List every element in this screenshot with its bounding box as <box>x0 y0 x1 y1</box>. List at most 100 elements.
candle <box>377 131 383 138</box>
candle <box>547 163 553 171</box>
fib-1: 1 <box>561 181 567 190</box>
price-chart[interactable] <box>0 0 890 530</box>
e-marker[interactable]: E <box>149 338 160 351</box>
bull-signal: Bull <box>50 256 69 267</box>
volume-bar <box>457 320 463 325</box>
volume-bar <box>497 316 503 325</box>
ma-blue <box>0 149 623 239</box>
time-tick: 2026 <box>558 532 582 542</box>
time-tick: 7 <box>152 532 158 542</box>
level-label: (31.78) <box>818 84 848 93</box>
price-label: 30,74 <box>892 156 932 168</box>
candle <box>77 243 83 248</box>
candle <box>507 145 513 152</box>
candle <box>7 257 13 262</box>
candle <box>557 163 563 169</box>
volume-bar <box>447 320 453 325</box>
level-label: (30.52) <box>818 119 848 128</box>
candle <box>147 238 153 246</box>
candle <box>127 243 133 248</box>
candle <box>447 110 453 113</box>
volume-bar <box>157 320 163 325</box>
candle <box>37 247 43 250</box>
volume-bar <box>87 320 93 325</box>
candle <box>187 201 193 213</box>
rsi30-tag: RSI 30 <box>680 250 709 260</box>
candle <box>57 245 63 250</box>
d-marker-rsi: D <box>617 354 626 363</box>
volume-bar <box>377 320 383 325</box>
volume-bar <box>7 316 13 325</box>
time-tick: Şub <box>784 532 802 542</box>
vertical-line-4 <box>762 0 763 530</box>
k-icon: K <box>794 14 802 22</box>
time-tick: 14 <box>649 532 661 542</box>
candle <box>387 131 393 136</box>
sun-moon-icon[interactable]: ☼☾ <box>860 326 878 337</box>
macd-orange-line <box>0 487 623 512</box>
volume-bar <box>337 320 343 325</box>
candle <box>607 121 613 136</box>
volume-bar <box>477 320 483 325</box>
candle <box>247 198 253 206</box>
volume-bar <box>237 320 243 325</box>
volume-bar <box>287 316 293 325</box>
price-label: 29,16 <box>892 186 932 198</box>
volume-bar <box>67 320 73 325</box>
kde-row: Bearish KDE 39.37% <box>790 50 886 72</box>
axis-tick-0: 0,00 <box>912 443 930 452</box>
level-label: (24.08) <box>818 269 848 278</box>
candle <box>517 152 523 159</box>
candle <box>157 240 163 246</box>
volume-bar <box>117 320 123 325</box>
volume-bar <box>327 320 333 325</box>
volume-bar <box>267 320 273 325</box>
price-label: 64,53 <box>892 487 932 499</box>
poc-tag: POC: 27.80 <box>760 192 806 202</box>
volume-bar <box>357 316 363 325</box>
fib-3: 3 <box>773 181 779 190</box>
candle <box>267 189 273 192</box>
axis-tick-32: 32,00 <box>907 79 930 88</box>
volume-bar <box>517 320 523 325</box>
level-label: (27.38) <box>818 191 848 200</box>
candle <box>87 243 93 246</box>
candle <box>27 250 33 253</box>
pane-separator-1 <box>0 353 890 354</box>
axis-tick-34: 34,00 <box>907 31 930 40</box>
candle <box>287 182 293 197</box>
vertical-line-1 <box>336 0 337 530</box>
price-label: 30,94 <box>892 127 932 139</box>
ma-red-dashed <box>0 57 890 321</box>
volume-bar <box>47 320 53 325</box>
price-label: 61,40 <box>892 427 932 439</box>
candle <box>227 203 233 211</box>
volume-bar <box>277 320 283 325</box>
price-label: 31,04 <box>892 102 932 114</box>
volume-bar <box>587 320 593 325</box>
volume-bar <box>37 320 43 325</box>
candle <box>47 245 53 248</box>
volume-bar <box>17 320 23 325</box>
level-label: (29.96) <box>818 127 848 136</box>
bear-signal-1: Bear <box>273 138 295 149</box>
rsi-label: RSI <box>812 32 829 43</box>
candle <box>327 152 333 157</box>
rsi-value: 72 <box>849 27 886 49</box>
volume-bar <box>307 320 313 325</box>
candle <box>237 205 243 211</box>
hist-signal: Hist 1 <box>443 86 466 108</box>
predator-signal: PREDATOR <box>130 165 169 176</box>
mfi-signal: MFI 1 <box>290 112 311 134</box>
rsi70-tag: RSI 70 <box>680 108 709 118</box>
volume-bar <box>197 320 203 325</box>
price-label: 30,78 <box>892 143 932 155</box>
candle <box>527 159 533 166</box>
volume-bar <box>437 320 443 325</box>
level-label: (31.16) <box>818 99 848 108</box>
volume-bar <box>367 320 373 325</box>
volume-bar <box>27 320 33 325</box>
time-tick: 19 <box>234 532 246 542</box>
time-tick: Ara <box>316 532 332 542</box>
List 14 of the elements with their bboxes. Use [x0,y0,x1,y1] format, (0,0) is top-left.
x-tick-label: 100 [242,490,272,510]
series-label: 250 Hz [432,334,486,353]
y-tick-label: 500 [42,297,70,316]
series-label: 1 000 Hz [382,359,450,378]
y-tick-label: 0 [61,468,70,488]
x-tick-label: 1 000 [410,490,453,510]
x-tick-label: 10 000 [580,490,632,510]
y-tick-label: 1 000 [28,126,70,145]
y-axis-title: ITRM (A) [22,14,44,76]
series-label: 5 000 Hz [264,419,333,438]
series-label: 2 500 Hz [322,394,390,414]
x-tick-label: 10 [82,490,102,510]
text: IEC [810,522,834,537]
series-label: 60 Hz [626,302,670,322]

####

Can you quote every line of the records above verbatim, from the first line to the last?

List every element in this screenshot with its bounding box as <box>x0 y0 x1 y1</box>. List at most 100 elements.
candle <box>377 131 383 138</box>
candle <box>547 163 553 171</box>
fib-1: 1 <box>561 181 567 190</box>
price-chart[interactable] <box>0 0 890 530</box>
e-marker[interactable]: E <box>149 338 160 351</box>
bull-signal: Bull <box>50 256 69 267</box>
volume-bar <box>457 320 463 325</box>
volume-bar <box>497 316 503 325</box>
ma-blue <box>0 149 623 239</box>
time-tick: 2026 <box>558 532 582 542</box>
time-tick: 7 <box>152 532 158 542</box>
level-label: (31.78) <box>818 84 848 93</box>
price-label: 30,74 <box>892 156 932 168</box>
candle <box>77 243 83 248</box>
candle <box>507 145 513 152</box>
candle <box>7 257 13 262</box>
candle <box>557 163 563 169</box>
volume-bar <box>447 320 453 325</box>
level-label: (30.52) <box>818 119 848 128</box>
candle <box>147 238 153 246</box>
candle <box>127 243 133 248</box>
candle <box>447 110 453 113</box>
volume-bar <box>157 320 163 325</box>
candle <box>37 247 43 250</box>
volume-bar <box>87 320 93 325</box>
candle <box>187 201 193 213</box>
rsi30-tag: RSI 30 <box>680 250 709 260</box>
candle <box>57 245 63 250</box>
d-marker-rsi: D <box>617 354 626 363</box>
volume-bar <box>377 320 383 325</box>
volume-bar <box>7 316 13 325</box>
time-tick: Şub <box>784 532 802 542</box>
vertical-line-4 <box>762 0 763 530</box>
k-icon: K <box>794 14 802 22</box>
time-tick: 14 <box>649 532 661 542</box>
candle <box>387 131 393 136</box>
sun-moon-icon[interactable]: ☼☾ <box>860 326 878 337</box>
macd-orange-line <box>0 487 623 512</box>
volume-bar <box>337 320 343 325</box>
candle <box>607 121 613 136</box>
volume-bar <box>477 320 483 325</box>
candle <box>247 198 253 206</box>
volume-bar <box>237 320 243 325</box>
volume-bar <box>287 316 293 325</box>
price-label: 29,16 <box>892 186 932 198</box>
volume-bar <box>67 320 73 325</box>
kde-row: Bearish KDE 39.37% <box>790 50 886 72</box>
axis-tick-0: 0,00 <box>912 443 930 452</box>
level-label: (24.08) <box>818 269 848 278</box>
candle <box>517 152 523 159</box>
candle <box>157 240 163 246</box>
volume-bar <box>117 320 123 325</box>
volume-bar <box>327 320 333 325</box>
volume-bar <box>267 320 273 325</box>
price-label: 64,53 <box>892 487 932 499</box>
poc-tag: POC: 27.80 <box>760 192 806 202</box>
volume-bar <box>357 316 363 325</box>
fib-3: 3 <box>773 181 779 190</box>
candle <box>267 189 273 192</box>
axis-tick-32: 32,00 <box>907 79 930 88</box>
volume-bar <box>517 320 523 325</box>
level-label: (27.38) <box>818 191 848 200</box>
candle <box>87 243 93 246</box>
candle <box>27 250 33 253</box>
pane-separator-1 <box>0 353 890 354</box>
axis-tick-34: 34,00 <box>907 31 930 40</box>
candle <box>287 182 293 197</box>
vertical-line-1 <box>336 0 337 530</box>
price-label: 30,94 <box>892 127 932 139</box>
ma-red-dashed <box>0 57 890 321</box>
volume-bar <box>47 320 53 325</box>
price-label: 61,40 <box>892 427 932 439</box>
candle <box>227 203 233 211</box>
volume-bar <box>277 320 283 325</box>
price-label: 31,04 <box>892 102 932 114</box>
volume-bar <box>587 320 593 325</box>
volume-bar <box>37 320 43 325</box>
candle <box>47 245 53 248</box>
volume-bar <box>17 320 23 325</box>
level-label: (29.96) <box>818 127 848 136</box>
bear-signal-1: Bear <box>273 138 295 149</box>
rsi-label: RSI <box>812 32 829 43</box>
candle <box>327 152 333 157</box>
rsi-value: 72 <box>849 27 886 49</box>
volume-bar <box>307 320 313 325</box>
candle <box>237 205 243 211</box>
hist-signal: Hist 1 <box>443 86 466 108</box>
predator-signal: PREDATOR <box>130 165 169 176</box>
mfi-signal: MFI 1 <box>290 112 311 134</box>
rsi70-tag: RSI 70 <box>680 108 709 118</box>
volume-bar <box>197 320 203 325</box>
price-label: 30,78 <box>892 143 932 155</box>
candle <box>527 159 533 166</box>
volume-bar <box>437 320 443 325</box>
level-label: (31.16) <box>818 99 848 108</box>
volume-bar <box>367 320 373 325</box>
volume-bar <box>27 320 33 325</box>
time-tick: 19 <box>234 532 246 542</box>
time-tick: Ara <box>316 532 332 542</box>
List 14 of the elements with their bboxes. Use [x0,y0,x1,y1] format, (0,0) is top-left.
x-tick-label: 100 [242,490,272,510]
series-label: 250 Hz [432,334,486,353]
y-tick-label: 500 [42,297,70,316]
series-label: 1 000 Hz [382,359,450,378]
y-tick-label: 0 [61,468,70,488]
x-tick-label: 1 000 [410,490,453,510]
x-tick-label: 10 000 [580,490,632,510]
y-tick-label: 1 000 [28,126,70,145]
y-axis-title: ITRM (A) [22,14,44,76]
series-label: 5 000 Hz [264,419,333,438]
series-label: 2 500 Hz [322,394,390,414]
x-tick-label: 10 [82,490,102,510]
text: IEC [810,522,834,537]
series-label: 60 Hz [626,302,670,322]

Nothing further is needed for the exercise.